##### Record set

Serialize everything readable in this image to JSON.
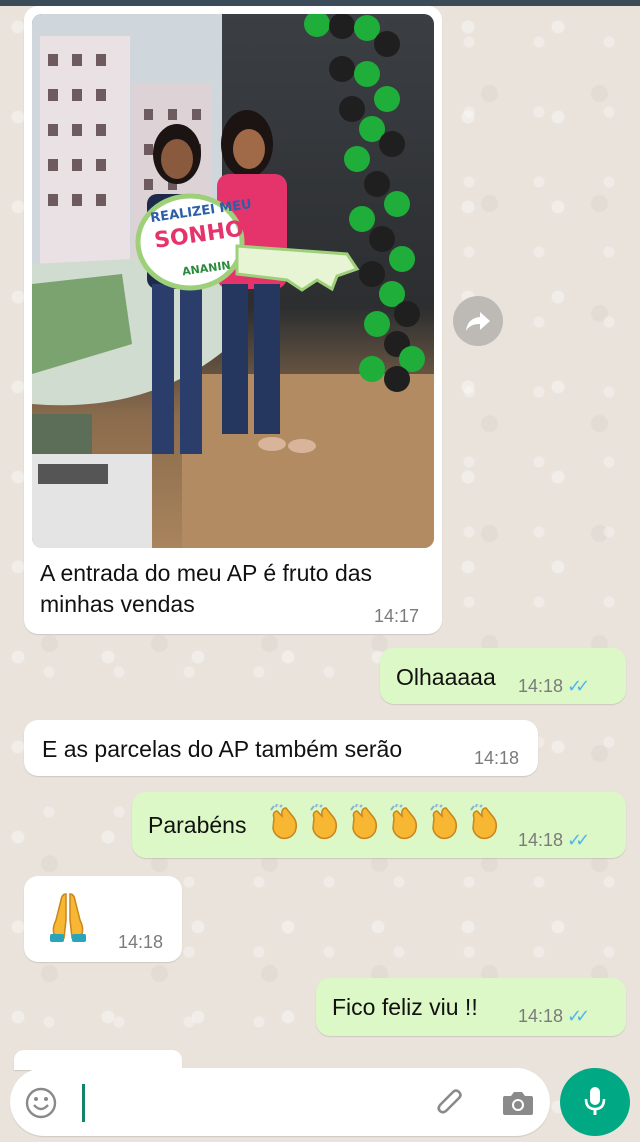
{
  "messages": {
    "m1": {
      "caption": "A entrada do meu AP é fruto das minhas vendas",
      "time": "14:17"
    },
    "m2": {
      "text": "Olhaaaaa",
      "time": "14:18"
    },
    "m3": {
      "text": "E as parcelas do AP também serão",
      "time": "14:18"
    },
    "m4": {
      "text": "Parabéns",
      "time": "14:18",
      "emoji_count": 6
    },
    "m5": {
      "time": "14:18"
    },
    "m6": {
      "text": "Fico feliz  viu !!",
      "time": "14:18"
    }
  },
  "photo": {
    "sign_line1": "REALIZEI MEU",
    "sign_line2": "SONHO!",
    "sign_brand": "ANANIN"
  },
  "colors": {
    "incoming_bubble": "#ffffff",
    "outgoing_bubble": "#dcf8c6",
    "read_ticks": "#4fb6ec",
    "mic_button": "#00a884",
    "balloon_green": "#1fae3a"
  },
  "icons": {
    "forward": "forward-arrow-icon",
    "emoji": "smiley-icon",
    "attach": "paperclip-icon",
    "camera": "camera-icon",
    "mic": "microphone-icon",
    "read": "double-check-icon"
  }
}
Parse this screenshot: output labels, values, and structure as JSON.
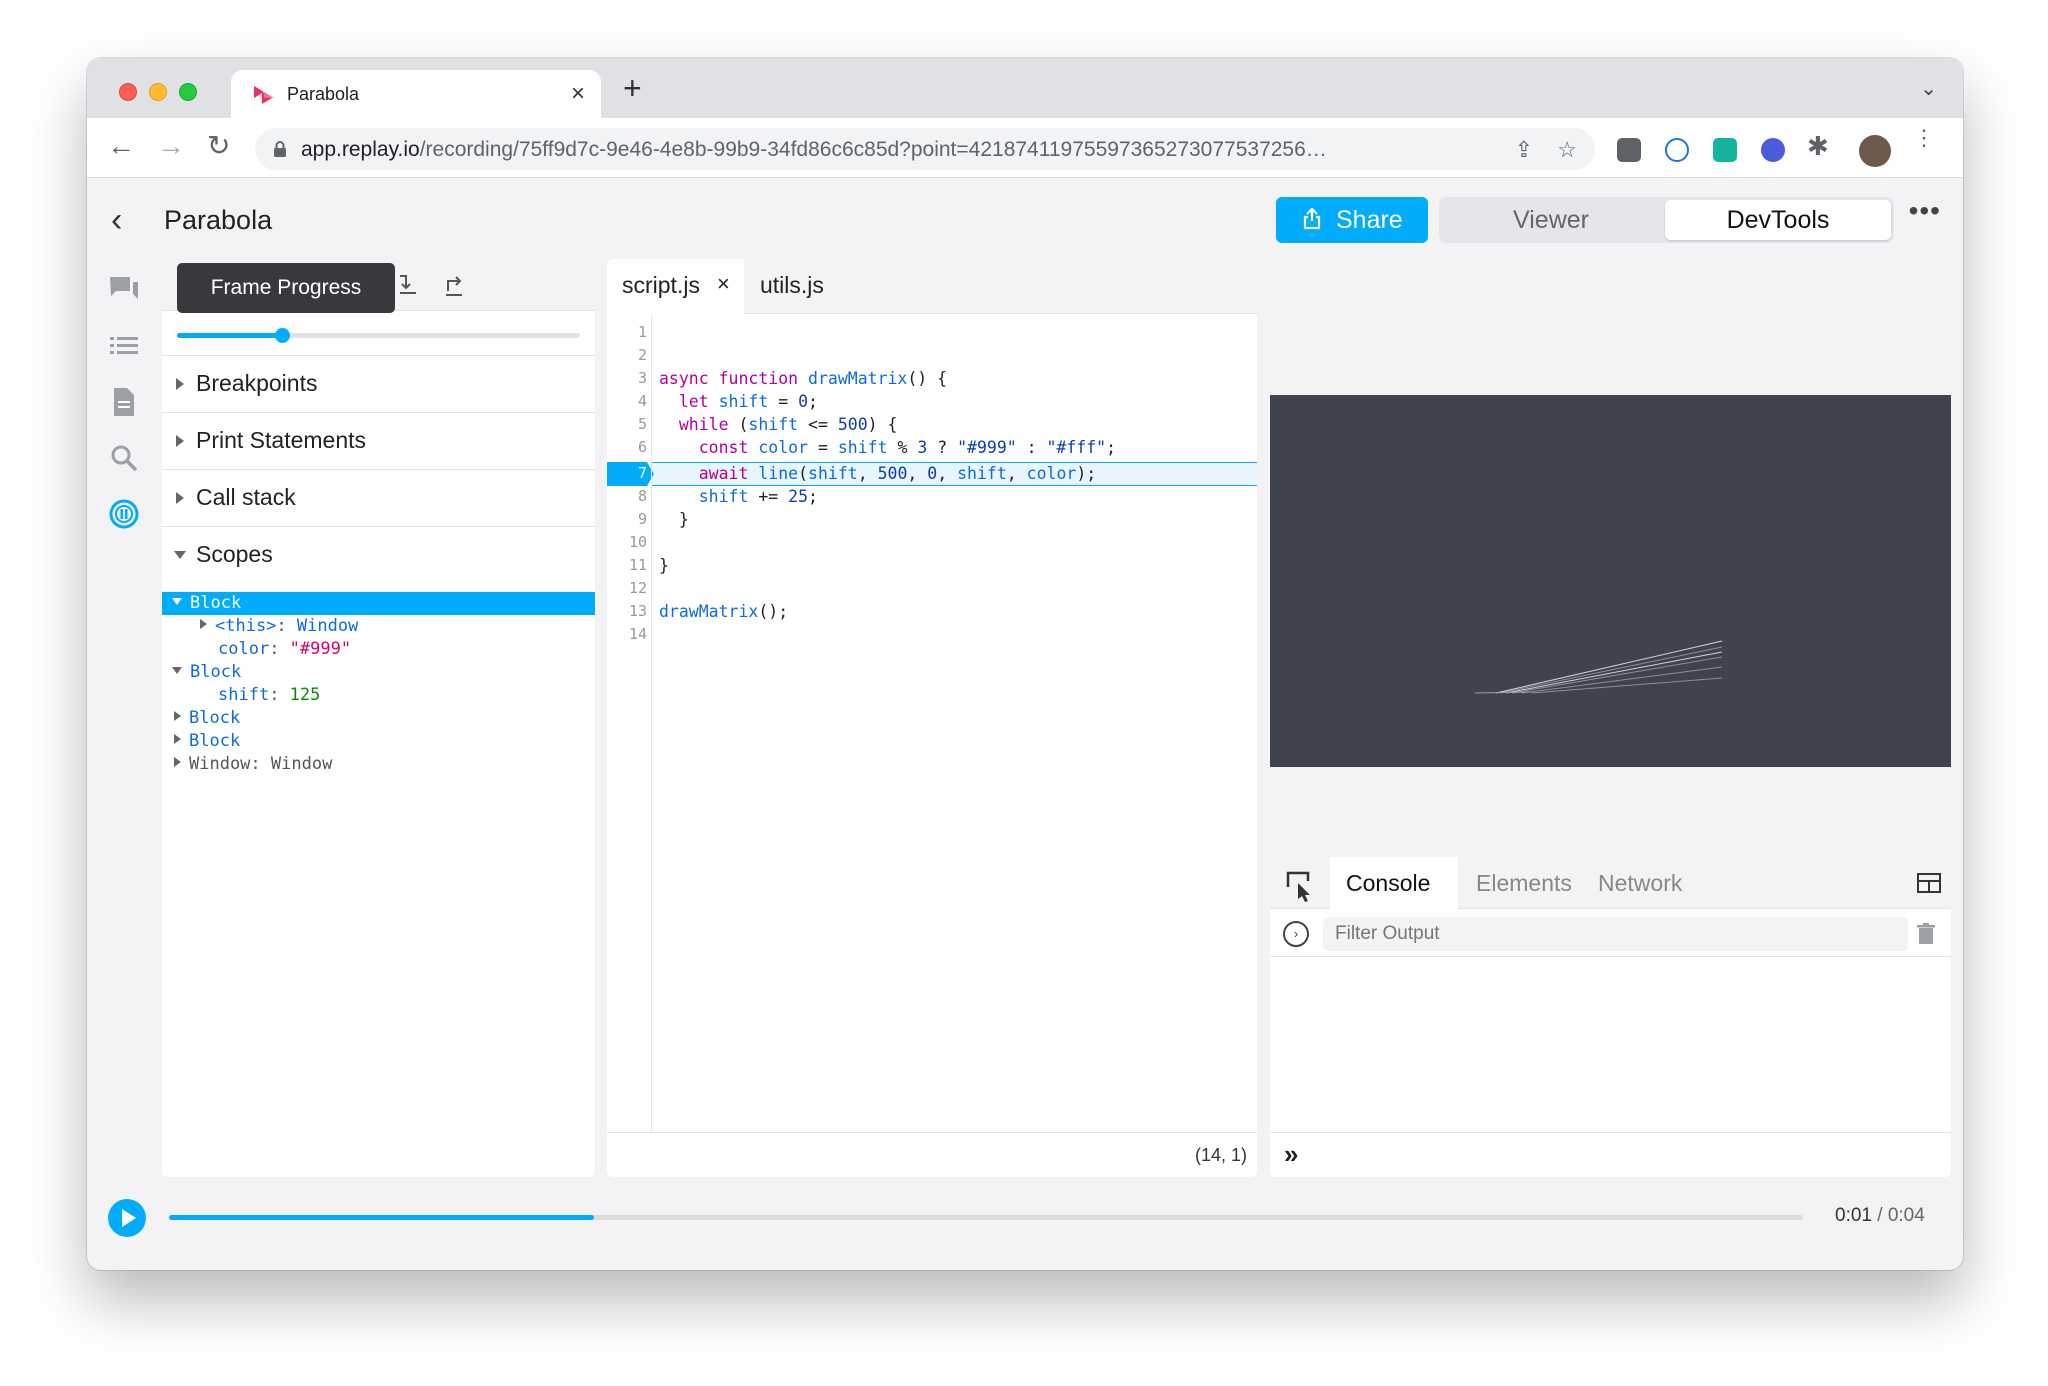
{
  "browser": {
    "tab_title": "Parabola",
    "url_host": "app.replay.io",
    "url_path": "/recording/75ff9d7c-9e46-4e8b-99b9-34fd86c6c85d?point=42187411975597365273077537256…"
  },
  "header": {
    "title": "Parabola",
    "share_label": "Share",
    "mode_viewer": "Viewer",
    "mode_devtools": "DevTools"
  },
  "left_panel": {
    "tooltip": "Frame Progress",
    "frame_progress": 0.26,
    "sections": [
      {
        "label": "Breakpoints"
      },
      {
        "label": "Print Statements"
      },
      {
        "label": "Call stack"
      },
      {
        "label": "Scopes"
      }
    ],
    "scopes": {
      "block1": "Block",
      "this_key": "<this>",
      "this_val": "Window",
      "color_key": "color",
      "color_val": "\"#999\"",
      "block2": "Block",
      "shift_key": "shift",
      "shift_val": "125",
      "block3": "Block",
      "block4": "Block",
      "window_key": "Window",
      "window_val": "Window"
    }
  },
  "editor": {
    "tabs": [
      {
        "label": "script.js"
      },
      {
        "label": "utils.js"
      }
    ],
    "line_numbers": [
      "1",
      "2",
      "3",
      "4",
      "5",
      "6",
      "7",
      "8",
      "9",
      "10",
      "11",
      "12",
      "13",
      "14"
    ],
    "highlighted_line": 7,
    "cursor_position": "(14, 1)"
  },
  "console": {
    "tabs": [
      {
        "label": "Console"
      },
      {
        "label": "Elements"
      },
      {
        "label": "Network"
      }
    ],
    "filter_placeholder": "Filter Output"
  },
  "timeline": {
    "current": "0:01",
    "separator": " / ",
    "duration": "0:04",
    "progress": 0.26
  },
  "colors": {
    "accent": "#01acfd",
    "canvas_bg": "#3e434f"
  }
}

##########

_Required work_:
Of the lines above, how many include the word "JSON"? Reply with the number only.

_Task result_:
2